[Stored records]
* * * * *

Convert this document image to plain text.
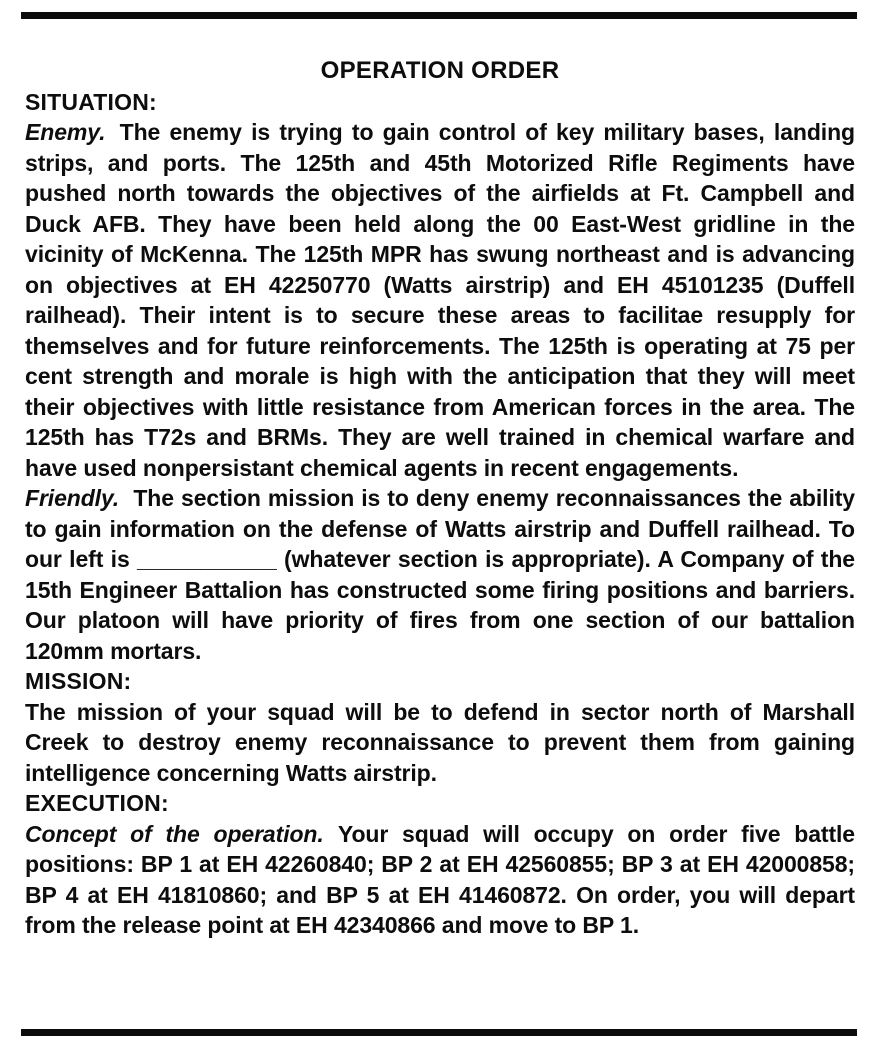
OPERATION ORDER
SITUATION:

Enemy. The enemy is trying to gain control of key military bases, landing strips, and ports. The 125th and 45th Motorized Rifle Regiments have pushed north towards the objectives of the airfields at Ft. Campbell and Duck AFB. They have been held along the 00 East-West gridline in the vicinity of McKenna. The 125th MPR has swung northeast and is advancing on objectives at EH 42250770 (Watts airstrip) and EH 45101235 (Duffell railhead). Their intent is to secure these areas to facilitae resupply for themselves and for future reinforcements. The 125th is operating at 75 per cent strength and morale is high with the anticipation that they will meet their objectives with little resistance from American forces in the area. The 125th has T72s and BRMs. They are well trained in chemical warfare and have used nonpersistant chemical agents in recent engagements.

Friendly. The section mission is to deny enemy reconnaissances the ability to gain information on the defense of Watts airstrip and Duffell railhead. To our left is ___________ (whatever section is appropriate). A Company of the 15th Engineer Battalion has constructed some firing positions and barriers. Our platoon will have priority of fires from one section of our battalion 120mm mortars.

MISSION:

The mission of your squad will be to defend in sector north of Marshall Creek to destroy enemy reconnaissance to prevent them from gaining intelligence concerning Watts airstrip.

EXECUTION:

Concept of the operation. Your squad will occupy on order five battle positions: BP 1 at EH 42260840; BP 2 at EH 42560855; BP 3 at EH 42000858; BP 4 at EH 41810860; and BP 5 at EH 41460872. On order, you will depart from the release point at EH 42340866 and move to BP 1.
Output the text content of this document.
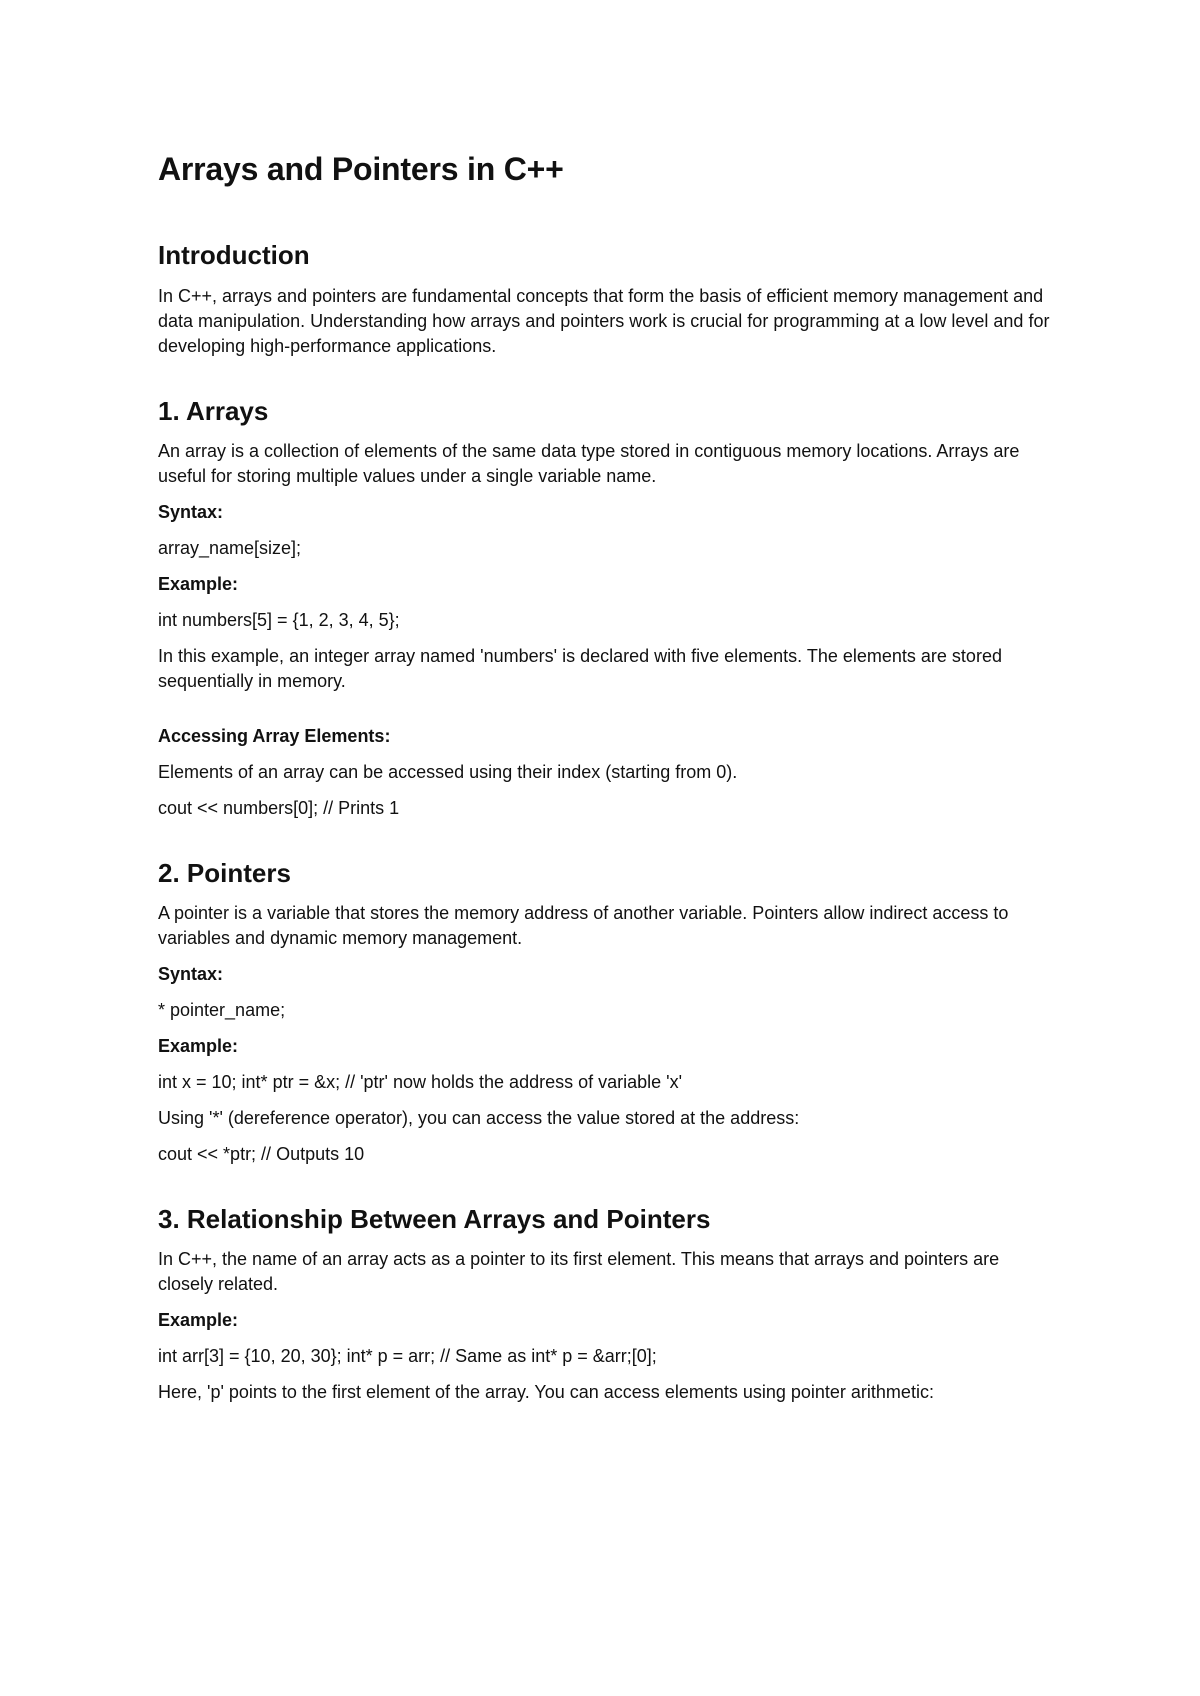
Arrays and Pointers in C++
Introduction

In C++, arrays and pointers are fundamental concepts that form the basis of efficient memory management and data manipulation. Understanding how arrays and pointers work is crucial for programming at a low level and for developing high-performance applications.

1. Arrays

An array is a collection of elements of the same data type stored in contiguous memory locations. Arrays are useful for storing multiple values under a single variable name.

Syntax:

array_name[size];

Example:

int numbers[5] = {1, 2, 3, 4, 5};

In this example, an integer array named 'numbers' is declared with five elements. The elements are stored sequentially in memory.

Accessing Array Elements:

Elements of an array can be accessed using their index (starting from 0).

cout << numbers[0]; // Prints 1

2. Pointers

A pointer is a variable that stores the memory address of another variable. Pointers allow indirect access to variables and dynamic memory management.

Syntax:

* pointer_name;

Example:

int x = 10; int* ptr = &x; // 'ptr' now holds the address of variable 'x'

Using '*' (dereference operator), you can access the value stored at the address:

cout << *ptr; // Outputs 10

3. Relationship Between Arrays and Pointers

In C++, the name of an array acts as a pointer to its first element. This means that arrays and pointers are closely related.

Example:

int arr[3] = {10, 20, 30}; int* p = arr; // Same as int* p = &arr;[0];

Here, 'p' points to the first element of the array. You can access elements using pointer arithmetic:
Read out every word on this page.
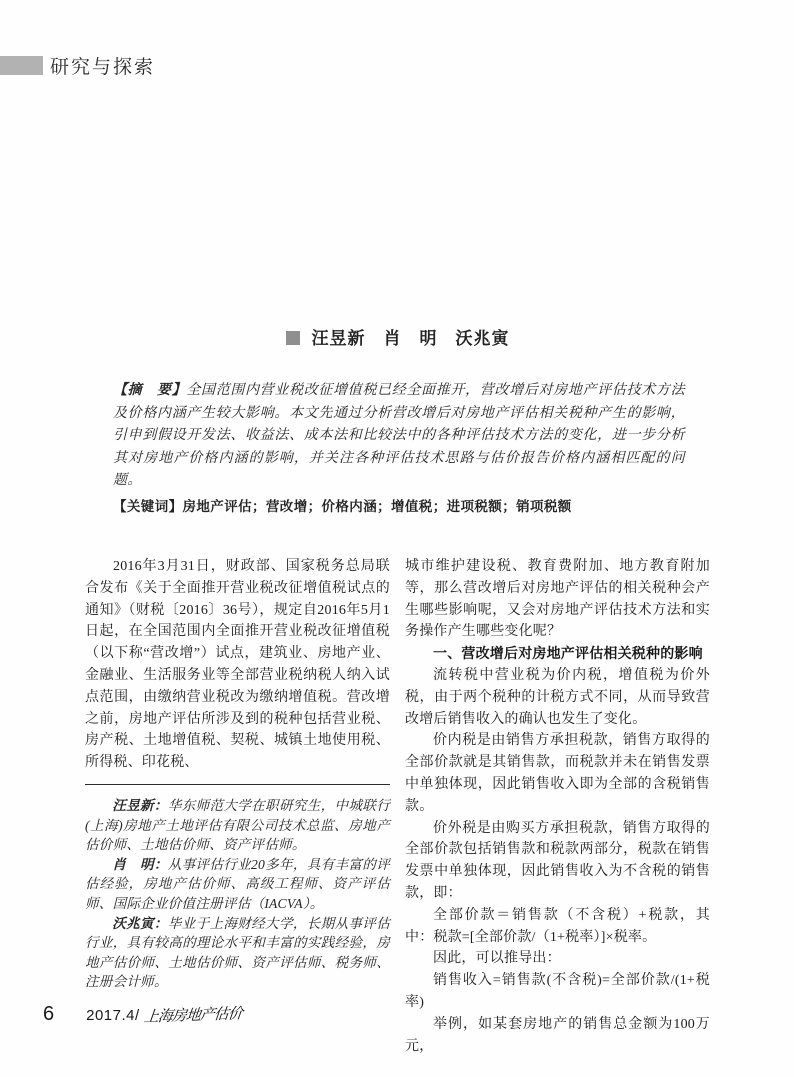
研究与探索
汪昱新　肖　明　沃兆寅

【摘　要】全国范围内营业税改征增值税已经全面推开，营改增后对房地产评估技术方法及价格内涵产生较大影响。本文先通过分析营改增后对房地产评估相关税种产生的影响，引申到假设开发法、收益法、成本法和比较法中的各种评估技术方法的变化，进一步分析其对房地产价格内涵的影响，并关注各种评估技术思路与估价报告价格内涵相匹配的问题。

【关键词】房地产评估；营改增；价格内涵；增值税；进项税额；销项税额

2016年3月31日，财政部、国家税务总局联合发布《关于全面推开营业税改征增值税试点的通知》（财税〔2016〕36号），规定自2016年5月1日起，在全国范围内全面推开营业税改征增值税（以下称“营改增”）试点，建筑业、房地产业、金融业、生活服务业等全部营业税纳税人纳入试点范围，由缴纳营业税改为缴纳增值税。营改增之前，房地产评估所涉及到的税种包括营业税、房产税、土地增值税、契税、城镇土地使用税、所得税、印花税、

汪昱新：华东师范大学在职研究生，中城联行(上海)房地产土地评估有限公司技术总监、房地产估价师、土地估价师、资产评估师。

肖　明：从事评估行业20多年，具有丰富的评估经验，房地产估价师、高级工程师、资产评估师、国际企业价值注册评估（IACVA）。

沃兆寅：毕业于上海财经大学，长期从事评估行业，具有较高的理论水平和丰富的实践经验，房地产估价师、土地估价师、资产评估师、税务师、注册会计师。

城市维护建设税、教育费附加、地方教育附加等，那么营改增后对房地产评估的相关税种会产生哪些影响呢，又会对房地产评估技术方法和实务操作产生哪些变化呢？

一、营改增后对房地产评估相关税种的影响

流转税中营业税为价内税，增值税为价外税，由于两个税种的计税方式不同，从而导致营改增后销售收入的确认也发生了变化。

价内税是由销售方承担税款，销售方取得的全部价款就是其销售款，而税款并未在销售发票中单独体现，因此销售收入即为全部的含税销售款。

价外税是由购买方承担税款，销售方取得的全部价款包括销售款和税款两部分，税款在销售发票中单独体现，因此销售收入为不含税的销售款，即：

全部价款＝销售款（不含税）+税款，其中：税款=[全部价款/（1+税率）]×税率。

因此，可以推导出：

销售收入=销售款(不含税)=全部价款/(1+税率)

举例，如某套房地产的销售总金额为100万元，

6 2017.4/ 上海房地产估价
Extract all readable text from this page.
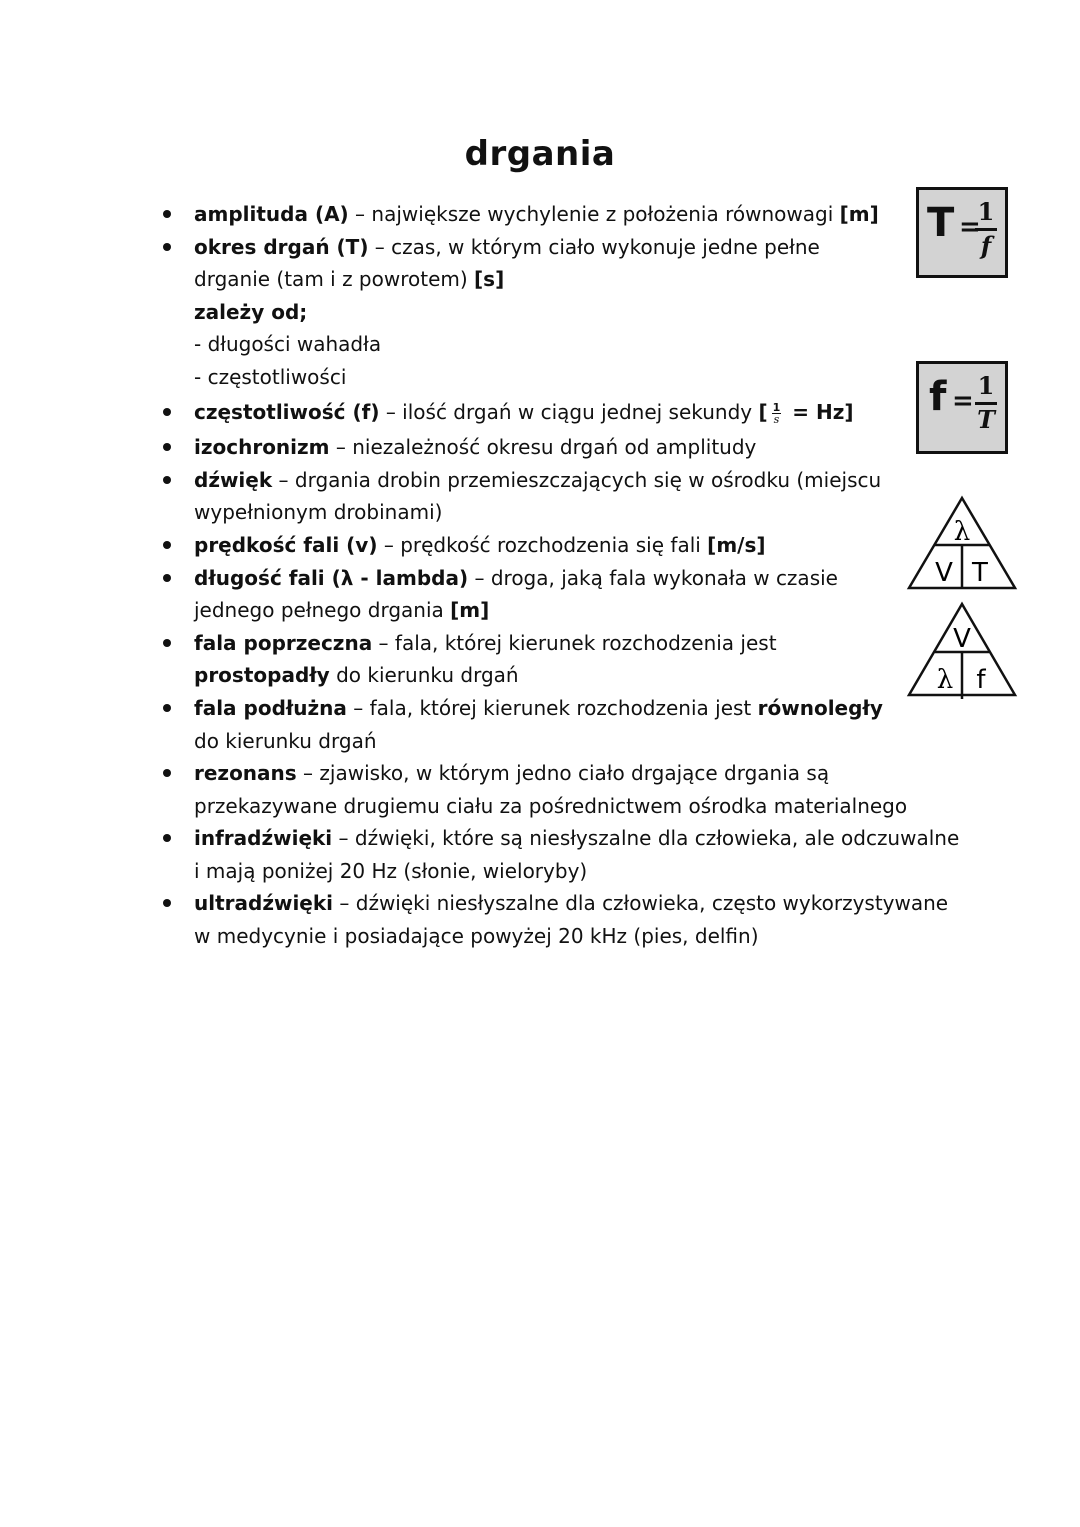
drgania
amplituda (A) – największe wychylenie z położenia równowagi [m]
okres drgań (T) – czas, w którym ciało wykonuje jedne pełne drganie (tam i z powrotem) [s]
zależy od;
- długości wahadła
- częstotliwości
częstotliwość (f) – ilość drgań w ciągu jednej sekundy [ $\frac{1}{s} = Hz$]
izochronizm – niezależność okresu drgań od amplitudy
dźwięk – drgania drobin przemieszczających się w ośrodku (miejscu wypełnionym drobinami)
prędkość fali (v) – prędkość rozchodzenia się fali [m/s]
długość fali (λ - lambda) – droga, jaką fala wykonała w czasie jednego pełnego drgania [m]
fala poprzeczna – fala, której kierunek rozchodzenia jest prostopadły do kierunku drgań
fala podłużna – fala, której kierunek rozchodzenia jest równoległy do kierunku drgań
rezonans – zjawisko, w którym jedno ciało drgające drgania są przekazywane drugiemu ciału za pośrednictwem ośrodka materialnego
infradźwięki – dźwięki, które są niesłyszalne dla człowieka, ale odczuwalne i mają poniżej 20 Hz (słonie, wieloryby)
ultradźwięki – dźwięki niesłyszalne dla człowieka, często wykorzystywane w medycynie i posiadające powyżej 20 kHz (pies, delfin)
T =
1
f
f =
1
T
λ
V T
V
λ f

* * * * *

Instruction - Reproduce the lines of the listing exactly, starting at the one that contains "Read out every word on this page." and continuing through the final line, but leave out the pictures.

Result for this exercise -
Read out every word on this page.
研究与探索
汪昱新　肖　明　沃兆寅

【摘　要】全国范围内营业税改征增值税已经全面推开，营改增后对房地产评估技术方法及价格内涵产生较大影响。本文先通过分析营改增后对房地产评估相关税种产生的影响，引申到假设开发法、收益法、成本法和比较法中的各种评估技术方法的变化，进一步分析其对房地产价格内涵的影响，并关注各种评估技术思路与估价报告价格内涵相匹配的问题。

【关键词】房地产评估；营改增；价格内涵；增值税；进项税额；销项税额

2016年3月31日，财政部、国家税务总局联合发布《关于全面推开营业税改征增值税试点的通知》（财税〔2016〕36号），规定自2016年5月1日起，在全国范围内全面推开营业税改征增值税（以下称“营改增”）试点，建筑业、房地产业、金融业、生活服务业等全部营业税纳税人纳入试点范围，由缴纳营业税改为缴纳增值税。营改增之前，房地产评估所涉及到的税种包括营业税、房产税、土地增值税、契税、城镇土地使用税、所得税、印花税、

汪昱新：华东师范大学在职研究生，中城联行(上海)房地产土地评估有限公司技术总监、房地产估价师、土地估价师、资产评估师。

肖　明：从事评估行业20多年，具有丰富的评估经验，房地产估价师、高级工程师、资产评估师、国际企业价值注册评估（IACVA）。

沃兆寅：毕业于上海财经大学，长期从事评估行业，具有较高的理论水平和丰富的实践经验，房地产估价师、土地估价师、资产评估师、税务师、注册会计师。

城市维护建设税、教育费附加、地方教育附加等，那么营改增后对房地产评估的相关税种会产生哪些影响呢，又会对房地产评估技术方法和实务操作产生哪些变化呢？

一、营改增后对房地产评估相关税种的影响

流转税中营业税为价内税，增值税为价外税，由于两个税种的计税方式不同，从而导致营改增后销售收入的确认也发生了变化。

价内税是由销售方承担税款，销售方取得的全部价款就是其销售款，而税款并未在销售发票中单独体现，因此销售收入即为全部的含税销售款。

价外税是由购买方承担税款，销售方取得的全部价款包括销售款和税款两部分，税款在销售发票中单独体现，因此销售收入为不含税的销售款，即：

全部价款＝销售款（不含税）+税款，其中：税款=[全部价款/（1+税率）]×税率。

因此，可以推导出：

销售收入=销售款(不含税)=全部价款/(1+税率)

举例，如某套房地产的销售总金额为100万元，

6 2017.4/ 上海房地产估价
Extract all readable text from this page.
drgania
amplituda (A) – największe wychylenie z położenia równowagi [m]
okres drgań (T) – czas, w którym ciało wykonuje jedne pełne drganie (tam i z powrotem) [s]
zależy od;
- długości wahadła
- częstotliwości
częstotliwość (f) – ilość drgań w ciągu jednej sekundy [ $\frac{1}{s} = Hz$]
izochronizm – niezależność okresu drgań od amplitudy
dźwięk – drgania drobin przemieszczających się w ośrodku (miejscu wypełnionym drobinami)
prędkość fali (v) – prędkość rozchodzenia się fali [m/s]
długość fali (λ - lambda) – droga, jaką fala wykonała w czasie jednego pełnego drgania [m]
fala poprzeczna – fala, której kierunek rozchodzenia jest prostopadły do kierunku drgań
fala podłużna – fala, której kierunek rozchodzenia jest równoległy do kierunku drgań
rezonans – zjawisko, w którym jedno ciało drgające drgania są przekazywane drugiemu ciału za pośrednictwem ośrodka materialnego
infradźwięki – dźwięki, które są niesłyszalne dla człowieka, ale odczuwalne i mają poniżej 20 Hz (słonie, wieloryby)
ultradźwięki – dźwięki niesłyszalne dla człowieka, często wykorzystywane w medycynie i posiadające powyżej 20 kHz (pies, delfin)
T =
1
f
f =
1
T
λ
V T
V
λ f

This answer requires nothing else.